* STATED EXERCISE
Count the lines below that contain the string "item", treating uppercase and lowercase as different, and reply with only the number.

* SUPPLIED ENTRIES
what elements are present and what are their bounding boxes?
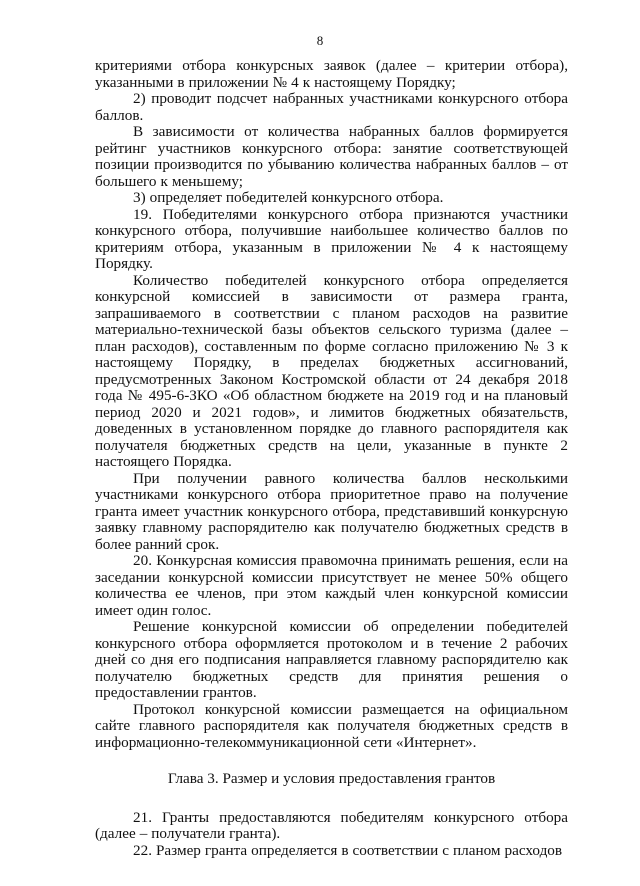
paragraph-clause-22: 22. Размер гранта определяется в соответствии с планом расходов xyxy=(133,841,563,859)
paragraph-clause-21: 21. Гранты предоставляются победителям конкурсного отбора (далее – получатели гранта). xyxy=(95,808,568,842)
paragraph-rating-formation: В зависимости от количества набранных баллов формируется рейтинг участников конкурсного отбора: занятие соответствующей позиции производится по убыванию количества набранных баллов – от большего к меньшему; xyxy=(95,123,568,190)
paragraph-clause-19: 19. Победителями конкурсного отбора признаются участники конкурсного отбора, получившие наибольшее количество баллов по критериям отбора, указанным в приложении № 4 к настоящему Порядку. xyxy=(95,205,568,272)
page-number: 8 xyxy=(316,33,324,48)
paragraph-clause-20: 20. Конкурсная комиссия правомочна принимать решения, если на заседании конкурсной комиссии присутствует не менее 50% общего количества ее членов, при этом каждый член конкурсной комиссии имеет один голос. xyxy=(95,552,568,619)
paragraph-protocol-publication: Протокол конкурсной комиссии размещается на официальном сайте главного распорядителя как получателя бюджетных средств в информационно-телекоммуникационной сети «Интернет». xyxy=(95,700,568,751)
paragraph-commission-decision: Решение конкурсной комиссии об определении победителей конкурсного отбора оформляется протоколом и в течение 2 рабочих дней со дня его подписания направляется главному распорядителю как получателю бюджетных средств для принятия решения о предоставлении грантов. xyxy=(95,618,568,701)
paragraph-equal-scores: При получении равного количества баллов несколькими участниками конкурсного отбора приоритетное право на получение гранта имеет участник конкурсного отбора, представивший конкурсную заявку главному распорядителю как получателю бюджетных средств в более ранний срок. xyxy=(95,469,568,553)
paragraph-item-2-score-count: 2) проводит подсчет набранных участниками конкурсного отбора баллов. xyxy=(95,90,568,124)
chapter-heading: Глава 3. Размер и условия предоставления грантов xyxy=(167,770,496,787)
paragraph-item-3-winners: 3) определяет победителей конкурсного отбора. xyxy=(133,189,444,206)
paragraph-winners-count: Количество победителей конкурсного отбора определяется конкурсной комиссией в зависимости от размера гранта, запрашиваемого в соответствии с планом расходов на развитие материально-технической базы объектов сельского туризма (далее – план расходов), составленным по форме согласно приложению № 3 к настоящему Порядку, в пределах бюджетных ассигнований, предусмотренных Законом Костромской области от 24 декабря 2018 года № 495-6-ЗКО «Об областном бюджете на 2019 год и на плановый период 2020 и 2021 годов», и лимитов бюджетных обязательств, доведенных в установленном порядке до главного распорядителя как получателя бюджетных средств на цели, указанные в пункте 2 настоящего Порядка. xyxy=(95,271,568,470)
paragraph-criteria-continuation: критериями отбора конкурсных заявок (далее – критерии отбора), указанными в приложении № 4 к настоящему Порядку; xyxy=(95,57,568,91)
document-body xyxy=(95,58,568,859)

* RESULT
2